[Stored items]
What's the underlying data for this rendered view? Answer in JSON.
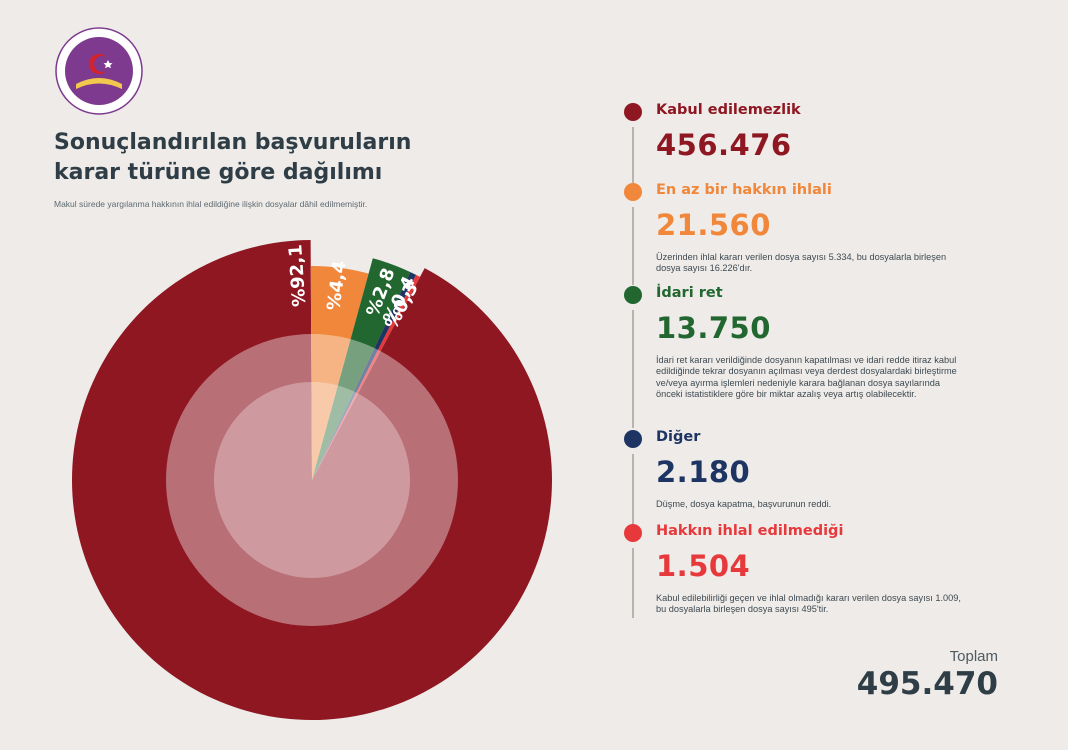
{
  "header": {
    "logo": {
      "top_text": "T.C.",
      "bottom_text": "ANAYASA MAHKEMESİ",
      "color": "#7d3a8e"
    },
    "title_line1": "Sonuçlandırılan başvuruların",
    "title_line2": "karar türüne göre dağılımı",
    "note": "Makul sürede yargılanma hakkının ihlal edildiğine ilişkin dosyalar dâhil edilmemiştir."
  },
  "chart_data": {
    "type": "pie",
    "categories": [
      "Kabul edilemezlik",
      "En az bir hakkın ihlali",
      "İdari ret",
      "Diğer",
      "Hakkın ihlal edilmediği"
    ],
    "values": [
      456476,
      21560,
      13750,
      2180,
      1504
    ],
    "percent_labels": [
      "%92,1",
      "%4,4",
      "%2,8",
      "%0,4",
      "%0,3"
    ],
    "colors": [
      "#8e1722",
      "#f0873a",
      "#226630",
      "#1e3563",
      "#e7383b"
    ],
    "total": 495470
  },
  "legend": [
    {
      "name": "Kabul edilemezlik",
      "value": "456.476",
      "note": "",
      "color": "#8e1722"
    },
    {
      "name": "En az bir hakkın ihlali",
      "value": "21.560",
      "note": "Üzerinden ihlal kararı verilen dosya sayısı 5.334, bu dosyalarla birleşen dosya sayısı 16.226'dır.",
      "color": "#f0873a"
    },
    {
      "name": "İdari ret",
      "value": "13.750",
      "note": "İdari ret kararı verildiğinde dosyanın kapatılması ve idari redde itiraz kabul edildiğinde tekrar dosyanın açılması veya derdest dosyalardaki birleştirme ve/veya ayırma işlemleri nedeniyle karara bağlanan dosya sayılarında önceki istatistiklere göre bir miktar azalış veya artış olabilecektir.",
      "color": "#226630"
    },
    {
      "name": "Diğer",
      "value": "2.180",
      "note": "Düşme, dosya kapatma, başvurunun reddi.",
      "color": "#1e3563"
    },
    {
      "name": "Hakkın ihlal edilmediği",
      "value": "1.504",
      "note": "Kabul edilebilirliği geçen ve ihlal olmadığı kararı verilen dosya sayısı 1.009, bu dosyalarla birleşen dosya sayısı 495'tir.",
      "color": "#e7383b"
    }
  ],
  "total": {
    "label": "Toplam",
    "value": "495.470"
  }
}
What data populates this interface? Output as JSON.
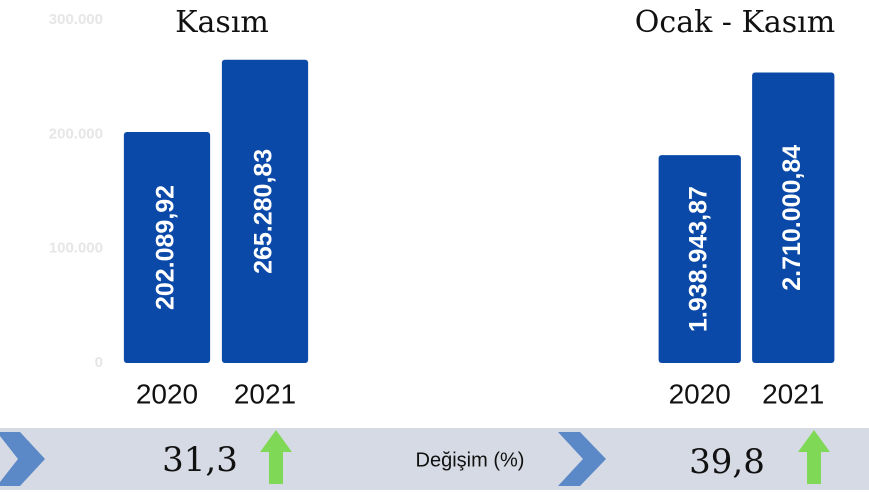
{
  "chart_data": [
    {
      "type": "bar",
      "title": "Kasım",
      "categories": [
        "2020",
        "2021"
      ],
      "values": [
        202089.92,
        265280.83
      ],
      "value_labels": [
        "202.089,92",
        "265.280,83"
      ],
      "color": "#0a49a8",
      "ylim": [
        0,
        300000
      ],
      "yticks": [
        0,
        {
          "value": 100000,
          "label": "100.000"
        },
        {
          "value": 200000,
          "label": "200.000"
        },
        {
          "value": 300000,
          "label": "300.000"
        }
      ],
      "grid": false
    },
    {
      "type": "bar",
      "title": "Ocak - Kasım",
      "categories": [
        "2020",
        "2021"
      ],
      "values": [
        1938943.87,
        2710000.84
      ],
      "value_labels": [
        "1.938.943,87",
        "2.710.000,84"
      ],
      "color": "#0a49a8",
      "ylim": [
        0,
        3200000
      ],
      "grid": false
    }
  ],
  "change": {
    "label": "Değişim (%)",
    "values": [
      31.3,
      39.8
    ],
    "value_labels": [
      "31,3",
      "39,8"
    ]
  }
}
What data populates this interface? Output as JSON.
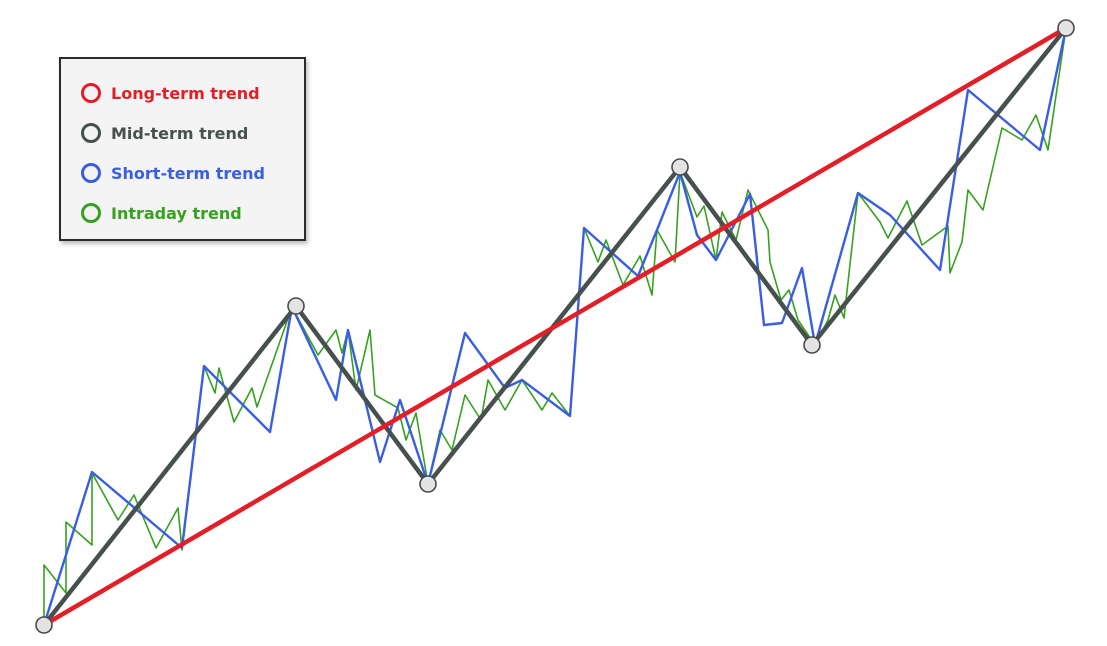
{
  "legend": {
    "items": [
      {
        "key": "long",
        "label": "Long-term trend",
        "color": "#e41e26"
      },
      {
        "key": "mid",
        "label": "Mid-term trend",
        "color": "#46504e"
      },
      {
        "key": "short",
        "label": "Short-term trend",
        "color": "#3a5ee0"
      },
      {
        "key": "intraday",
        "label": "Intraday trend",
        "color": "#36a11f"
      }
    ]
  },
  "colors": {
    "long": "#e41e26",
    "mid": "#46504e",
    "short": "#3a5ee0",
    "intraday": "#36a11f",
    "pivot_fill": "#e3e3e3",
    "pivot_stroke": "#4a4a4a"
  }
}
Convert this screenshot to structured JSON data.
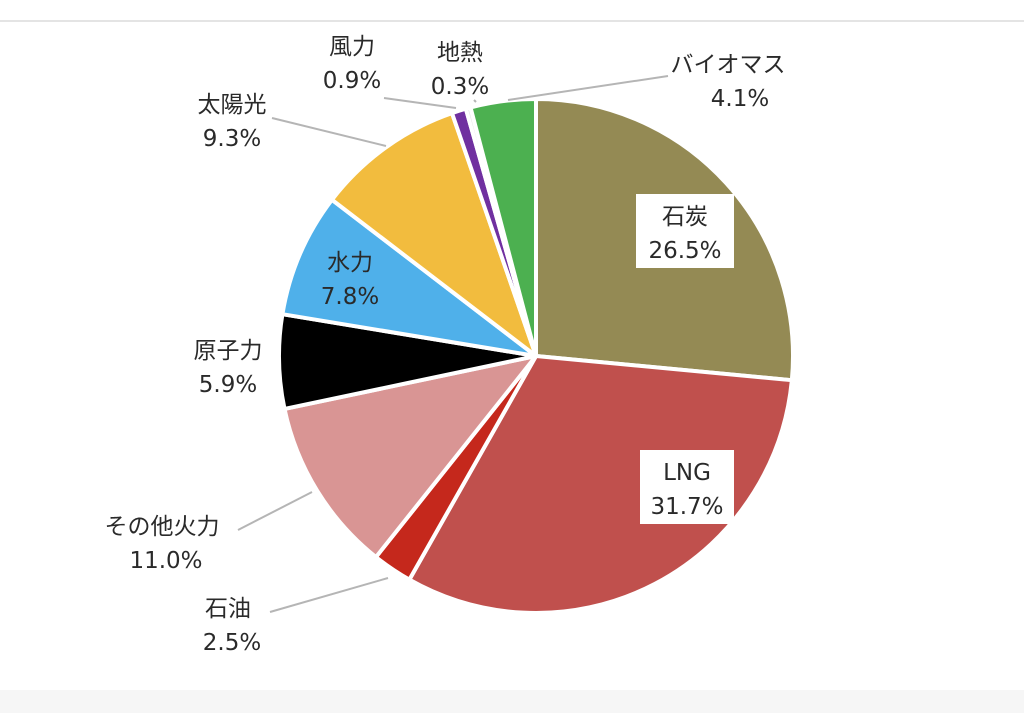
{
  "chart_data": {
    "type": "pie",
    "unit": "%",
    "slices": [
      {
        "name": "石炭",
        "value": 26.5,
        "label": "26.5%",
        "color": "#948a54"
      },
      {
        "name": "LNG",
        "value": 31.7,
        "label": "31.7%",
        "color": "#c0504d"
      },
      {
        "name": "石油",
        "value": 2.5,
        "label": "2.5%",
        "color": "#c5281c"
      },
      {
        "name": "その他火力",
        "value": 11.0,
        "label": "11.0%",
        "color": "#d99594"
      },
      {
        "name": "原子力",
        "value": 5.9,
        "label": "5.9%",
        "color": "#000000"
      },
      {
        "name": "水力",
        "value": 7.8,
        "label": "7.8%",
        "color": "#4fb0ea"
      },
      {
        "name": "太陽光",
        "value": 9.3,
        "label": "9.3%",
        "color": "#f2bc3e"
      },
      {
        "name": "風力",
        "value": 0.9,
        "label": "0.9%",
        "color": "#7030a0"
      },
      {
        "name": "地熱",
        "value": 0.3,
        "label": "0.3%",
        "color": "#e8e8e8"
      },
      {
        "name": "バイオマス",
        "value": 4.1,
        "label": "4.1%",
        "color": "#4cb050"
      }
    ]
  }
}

_Stated goal_.
Give the entries again without a single change, but with no pictures.

_Full solution_.
What's the underlying data for this rendered view? Answer in JSON.
{
  "header": {
    "logo": {
      "top_text": "T.C.",
      "bottom_text": "ANAYASA MAHKEMESİ",
      "color": "#7d3a8e"
    },
    "title_line1": "Sonuçlandırılan başvuruların",
    "title_line2": "karar türüne göre dağılımı",
    "note": "Makul sürede yargılanma hakkının ihlal edildiğine ilişkin dosyalar dâhil edilmemiştir."
  },
  "chart_data": {
    "type": "pie",
    "categories": [
      "Kabul edilemezlik",
      "En az bir hakkın ihlali",
      "İdari ret",
      "Diğer",
      "Hakkın ihlal edilmediği"
    ],
    "values": [
      456476,
      21560,
      13750,
      2180,
      1504
    ],
    "percent_labels": [
      "%92,1",
      "%4,4",
      "%2,8",
      "%0,4",
      "%0,3"
    ],
    "colors": [
      "#8e1722",
      "#f0873a",
      "#226630",
      "#1e3563",
      "#e7383b"
    ],
    "total": 495470
  },
  "legend": [
    {
      "name": "Kabul edilemezlik",
      "value": "456.476",
      "note": "",
      "color": "#8e1722"
    },
    {
      "name": "En az bir hakkın ihlali",
      "value": "21.560",
      "note": "Üzerinden ihlal kararı verilen dosya sayısı 5.334, bu dosyalarla birleşen dosya sayısı 16.226'dır.",
      "color": "#f0873a"
    },
    {
      "name": "İdari ret",
      "value": "13.750",
      "note": "İdari ret kararı verildiğinde dosyanın kapatılması ve idari redde itiraz kabul edildiğinde tekrar dosyanın açılması veya derdest dosyalardaki birleştirme ve/veya ayırma işlemleri nedeniyle karara bağlanan dosya sayılarında önceki istatistiklere göre bir miktar azalış veya artış olabilecektir.",
      "color": "#226630"
    },
    {
      "name": "Diğer",
      "value": "2.180",
      "note": "Düşme, dosya kapatma, başvurunun reddi.",
      "color": "#1e3563"
    },
    {
      "name": "Hakkın ihlal edilmediği",
      "value": "1.504",
      "note": "Kabul edilebilirliği geçen ve ihlal olmadığı kararı verilen dosya sayısı 1.009, bu dosyalarla birleşen dosya sayısı 495'tir.",
      "color": "#e7383b"
    }
  ],
  "total": {
    "label": "Toplam",
    "value": "495.470"
  }
}
What data populates this interface? Output as JSON.
{
  "chart_data": [
    {
      "type": "bar",
      "title": "Kasım",
      "categories": [
        "2020",
        "2021"
      ],
      "values": [
        202089.92,
        265280.83
      ],
      "value_labels": [
        "202.089,92",
        "265.280,83"
      ],
      "color": "#0a49a8",
      "ylim": [
        0,
        300000
      ],
      "yticks": [
        0,
        {
          "value": 100000,
          "label": "100.000"
        },
        {
          "value": 200000,
          "label": "200.000"
        },
        {
          "value": 300000,
          "label": "300.000"
        }
      ],
      "grid": false
    },
    {
      "type": "bar",
      "title": "Ocak - Kasım",
      "categories": [
        "2020",
        "2021"
      ],
      "values": [
        1938943.87,
        2710000.84
      ],
      "value_labels": [
        "1.938.943,87",
        "2.710.000,84"
      ],
      "color": "#0a49a8",
      "ylim": [
        0,
        3200000
      ],
      "grid": false
    }
  ],
  "change": {
    "label": "Değişim (%)",
    "values": [
      31.3,
      39.8
    ],
    "value_labels": [
      "31,3",
      "39,8"
    ]
  }
}
What data populates this interface? Output as JSON.
{
  "legend": {
    "items": [
      {
        "key": "long",
        "label": "Long-term trend",
        "color": "#e41e26"
      },
      {
        "key": "mid",
        "label": "Mid-term trend",
        "color": "#46504e"
      },
      {
        "key": "short",
        "label": "Short-term trend",
        "color": "#3a5ee0"
      },
      {
        "key": "intraday",
        "label": "Intraday trend",
        "color": "#36a11f"
      }
    ]
  },
  "colors": {
    "long": "#e41e26",
    "mid": "#46504e",
    "short": "#3a5ee0",
    "intraday": "#36a11f",
    "pivot_fill": "#e3e3e3",
    "pivot_stroke": "#4a4a4a"
  }
}
Convert this screenshot to structured JSON data.
{
  "chart_data": {
    "type": "pie",
    "unit": "%",
    "slices": [
      {
        "name": "石炭",
        "value": 26.5,
        "label": "26.5%",
        "color": "#948a54"
      },
      {
        "name": "LNG",
        "value": 31.7,
        "label": "31.7%",
        "color": "#c0504d"
      },
      {
        "name": "石油",
        "value": 2.5,
        "label": "2.5%",
        "color": "#c5281c"
      },
      {
        "name": "その他火力",
        "value": 11.0,
        "label": "11.0%",
        "color": "#d99594"
      },
      {
        "name": "原子力",
        "value": 5.9,
        "label": "5.9%",
        "color": "#000000"
      },
      {
        "name": "水力",
        "value": 7.8,
        "label": "7.8%",
        "color": "#4fb0ea"
      },
      {
        "name": "太陽光",
        "value": 9.3,
        "label": "9.3%",
        "color": "#f2bc3e"
      },
      {
        "name": "風力",
        "value": 0.9,
        "label": "0.9%",
        "color": "#7030a0"
      },
      {
        "name": "地熱",
        "value": 0.3,
        "label": "0.3%",
        "color": "#e8e8e8"
      },
      {
        "name": "バイオマス",
        "value": 4.1,
        "label": "4.1%",
        "color": "#4cb050"
      }
    ]
  }
}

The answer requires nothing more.